■ Stated goal
Return all lines that include the string "atención".

(A block of data)
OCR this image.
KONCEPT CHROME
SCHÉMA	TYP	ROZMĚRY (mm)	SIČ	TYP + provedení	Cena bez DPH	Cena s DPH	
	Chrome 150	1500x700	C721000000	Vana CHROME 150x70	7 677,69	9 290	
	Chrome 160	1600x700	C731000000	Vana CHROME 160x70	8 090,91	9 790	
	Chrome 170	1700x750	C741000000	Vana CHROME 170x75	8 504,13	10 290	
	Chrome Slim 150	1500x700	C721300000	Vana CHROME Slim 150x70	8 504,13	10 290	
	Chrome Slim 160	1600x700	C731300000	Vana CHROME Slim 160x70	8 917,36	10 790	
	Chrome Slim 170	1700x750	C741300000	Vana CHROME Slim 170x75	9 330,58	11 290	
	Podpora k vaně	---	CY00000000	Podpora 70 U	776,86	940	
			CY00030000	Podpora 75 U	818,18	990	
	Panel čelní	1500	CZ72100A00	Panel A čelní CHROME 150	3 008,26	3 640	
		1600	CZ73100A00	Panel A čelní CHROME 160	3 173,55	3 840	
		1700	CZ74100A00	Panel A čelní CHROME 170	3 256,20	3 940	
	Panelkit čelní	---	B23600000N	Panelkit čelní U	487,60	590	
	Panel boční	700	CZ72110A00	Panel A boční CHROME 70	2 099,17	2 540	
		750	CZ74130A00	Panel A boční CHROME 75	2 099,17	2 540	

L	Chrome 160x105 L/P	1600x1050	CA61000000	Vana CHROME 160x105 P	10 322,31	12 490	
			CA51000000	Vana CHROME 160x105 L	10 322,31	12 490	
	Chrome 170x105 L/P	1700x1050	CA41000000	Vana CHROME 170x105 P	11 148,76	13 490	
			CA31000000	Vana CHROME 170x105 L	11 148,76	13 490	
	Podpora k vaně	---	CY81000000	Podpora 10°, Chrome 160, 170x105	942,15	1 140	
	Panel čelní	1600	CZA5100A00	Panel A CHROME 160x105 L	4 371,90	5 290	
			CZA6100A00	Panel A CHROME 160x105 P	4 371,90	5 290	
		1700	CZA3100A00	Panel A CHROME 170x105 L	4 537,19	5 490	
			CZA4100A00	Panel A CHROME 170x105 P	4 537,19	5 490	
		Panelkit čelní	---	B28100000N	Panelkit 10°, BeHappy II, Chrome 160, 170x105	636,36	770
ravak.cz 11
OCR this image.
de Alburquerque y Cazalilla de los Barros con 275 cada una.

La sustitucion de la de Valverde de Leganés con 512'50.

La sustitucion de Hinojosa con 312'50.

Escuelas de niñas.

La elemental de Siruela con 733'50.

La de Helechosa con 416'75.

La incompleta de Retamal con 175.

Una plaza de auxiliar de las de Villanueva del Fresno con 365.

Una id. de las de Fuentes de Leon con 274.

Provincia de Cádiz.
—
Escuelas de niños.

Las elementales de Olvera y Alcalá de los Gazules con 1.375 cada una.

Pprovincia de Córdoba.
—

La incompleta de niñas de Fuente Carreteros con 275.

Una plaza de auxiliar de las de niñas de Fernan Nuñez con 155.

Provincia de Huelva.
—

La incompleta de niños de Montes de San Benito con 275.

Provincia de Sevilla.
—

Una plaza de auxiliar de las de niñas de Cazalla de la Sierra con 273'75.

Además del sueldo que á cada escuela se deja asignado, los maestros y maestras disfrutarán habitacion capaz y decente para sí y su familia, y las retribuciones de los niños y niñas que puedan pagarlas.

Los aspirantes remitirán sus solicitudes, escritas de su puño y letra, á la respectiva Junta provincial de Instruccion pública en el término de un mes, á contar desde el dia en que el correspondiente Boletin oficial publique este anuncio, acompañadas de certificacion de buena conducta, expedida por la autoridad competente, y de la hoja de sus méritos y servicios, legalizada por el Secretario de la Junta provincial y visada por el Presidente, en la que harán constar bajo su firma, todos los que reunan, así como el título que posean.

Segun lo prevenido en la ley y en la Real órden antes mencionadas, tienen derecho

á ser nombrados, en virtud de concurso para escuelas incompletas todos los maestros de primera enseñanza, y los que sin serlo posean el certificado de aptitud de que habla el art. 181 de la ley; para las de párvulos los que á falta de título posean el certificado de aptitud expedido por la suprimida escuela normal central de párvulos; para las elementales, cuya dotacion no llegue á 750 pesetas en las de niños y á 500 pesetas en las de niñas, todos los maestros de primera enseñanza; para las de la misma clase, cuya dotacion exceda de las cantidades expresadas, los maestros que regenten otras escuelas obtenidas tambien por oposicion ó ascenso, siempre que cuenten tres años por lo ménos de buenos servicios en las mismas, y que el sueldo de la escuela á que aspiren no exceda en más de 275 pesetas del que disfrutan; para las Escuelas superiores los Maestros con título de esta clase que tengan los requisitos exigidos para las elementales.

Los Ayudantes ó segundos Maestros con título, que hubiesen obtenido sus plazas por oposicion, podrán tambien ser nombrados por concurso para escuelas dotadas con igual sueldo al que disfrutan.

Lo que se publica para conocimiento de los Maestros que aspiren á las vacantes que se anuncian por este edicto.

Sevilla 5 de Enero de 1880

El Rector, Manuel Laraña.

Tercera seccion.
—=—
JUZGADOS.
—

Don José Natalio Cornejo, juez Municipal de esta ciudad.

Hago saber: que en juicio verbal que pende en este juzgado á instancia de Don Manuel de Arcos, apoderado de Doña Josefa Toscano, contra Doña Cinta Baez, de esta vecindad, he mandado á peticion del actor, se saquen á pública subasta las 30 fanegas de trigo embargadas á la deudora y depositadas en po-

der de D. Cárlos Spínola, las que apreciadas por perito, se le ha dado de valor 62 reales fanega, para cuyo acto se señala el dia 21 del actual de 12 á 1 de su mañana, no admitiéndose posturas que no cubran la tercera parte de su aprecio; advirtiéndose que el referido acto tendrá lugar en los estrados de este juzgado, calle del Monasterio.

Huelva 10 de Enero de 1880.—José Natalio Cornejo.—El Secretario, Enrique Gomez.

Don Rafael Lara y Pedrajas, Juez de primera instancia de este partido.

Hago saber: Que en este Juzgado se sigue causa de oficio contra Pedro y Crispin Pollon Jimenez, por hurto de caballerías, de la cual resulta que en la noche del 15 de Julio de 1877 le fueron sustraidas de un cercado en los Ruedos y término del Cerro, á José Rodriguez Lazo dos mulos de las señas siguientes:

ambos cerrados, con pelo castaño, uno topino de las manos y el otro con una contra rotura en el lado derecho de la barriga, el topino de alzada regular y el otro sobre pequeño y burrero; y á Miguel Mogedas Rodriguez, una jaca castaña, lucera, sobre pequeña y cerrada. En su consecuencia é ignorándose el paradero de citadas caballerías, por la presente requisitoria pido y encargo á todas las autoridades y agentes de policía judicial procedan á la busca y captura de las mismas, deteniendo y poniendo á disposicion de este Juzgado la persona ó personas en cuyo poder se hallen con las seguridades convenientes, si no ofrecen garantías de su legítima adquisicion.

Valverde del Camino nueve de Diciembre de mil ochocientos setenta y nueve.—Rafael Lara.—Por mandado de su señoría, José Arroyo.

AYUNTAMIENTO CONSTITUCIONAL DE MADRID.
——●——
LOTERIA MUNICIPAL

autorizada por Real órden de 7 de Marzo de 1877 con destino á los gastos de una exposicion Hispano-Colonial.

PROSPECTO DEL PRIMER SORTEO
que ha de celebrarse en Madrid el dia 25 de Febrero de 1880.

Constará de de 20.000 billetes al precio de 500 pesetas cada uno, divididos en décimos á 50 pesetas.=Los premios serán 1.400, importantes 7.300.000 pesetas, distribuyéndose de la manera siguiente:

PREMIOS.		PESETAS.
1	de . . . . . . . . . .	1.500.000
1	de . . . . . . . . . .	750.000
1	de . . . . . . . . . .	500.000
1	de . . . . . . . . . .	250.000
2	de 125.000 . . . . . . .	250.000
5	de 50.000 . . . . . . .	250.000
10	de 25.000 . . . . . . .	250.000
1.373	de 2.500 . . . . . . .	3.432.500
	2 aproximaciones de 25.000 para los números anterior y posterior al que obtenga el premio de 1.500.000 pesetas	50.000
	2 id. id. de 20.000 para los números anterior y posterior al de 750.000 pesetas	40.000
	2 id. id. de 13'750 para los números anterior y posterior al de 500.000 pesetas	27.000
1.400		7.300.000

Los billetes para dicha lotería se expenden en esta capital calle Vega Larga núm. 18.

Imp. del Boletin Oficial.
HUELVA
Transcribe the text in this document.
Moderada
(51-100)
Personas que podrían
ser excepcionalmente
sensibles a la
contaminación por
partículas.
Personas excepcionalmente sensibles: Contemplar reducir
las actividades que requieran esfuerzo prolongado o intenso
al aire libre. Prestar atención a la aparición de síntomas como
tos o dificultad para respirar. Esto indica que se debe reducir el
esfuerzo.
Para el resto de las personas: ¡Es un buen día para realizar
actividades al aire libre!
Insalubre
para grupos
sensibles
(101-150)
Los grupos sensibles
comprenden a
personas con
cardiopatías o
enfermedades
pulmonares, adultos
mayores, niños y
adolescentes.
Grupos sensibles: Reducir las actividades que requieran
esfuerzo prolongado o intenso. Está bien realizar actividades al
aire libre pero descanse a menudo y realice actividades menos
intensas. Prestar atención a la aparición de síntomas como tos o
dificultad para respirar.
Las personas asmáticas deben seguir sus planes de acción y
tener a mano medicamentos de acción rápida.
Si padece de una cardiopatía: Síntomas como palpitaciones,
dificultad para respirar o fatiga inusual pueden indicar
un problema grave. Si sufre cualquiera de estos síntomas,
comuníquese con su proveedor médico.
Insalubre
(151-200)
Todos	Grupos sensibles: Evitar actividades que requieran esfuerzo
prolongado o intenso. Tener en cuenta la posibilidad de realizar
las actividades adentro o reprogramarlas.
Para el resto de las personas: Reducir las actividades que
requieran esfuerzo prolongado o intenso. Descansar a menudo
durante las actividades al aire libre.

■ Result for this task
al aire libre. Prestar atención a la aparición de síntomas como
intensas. Prestar atención a la aparición de síntomas como tos o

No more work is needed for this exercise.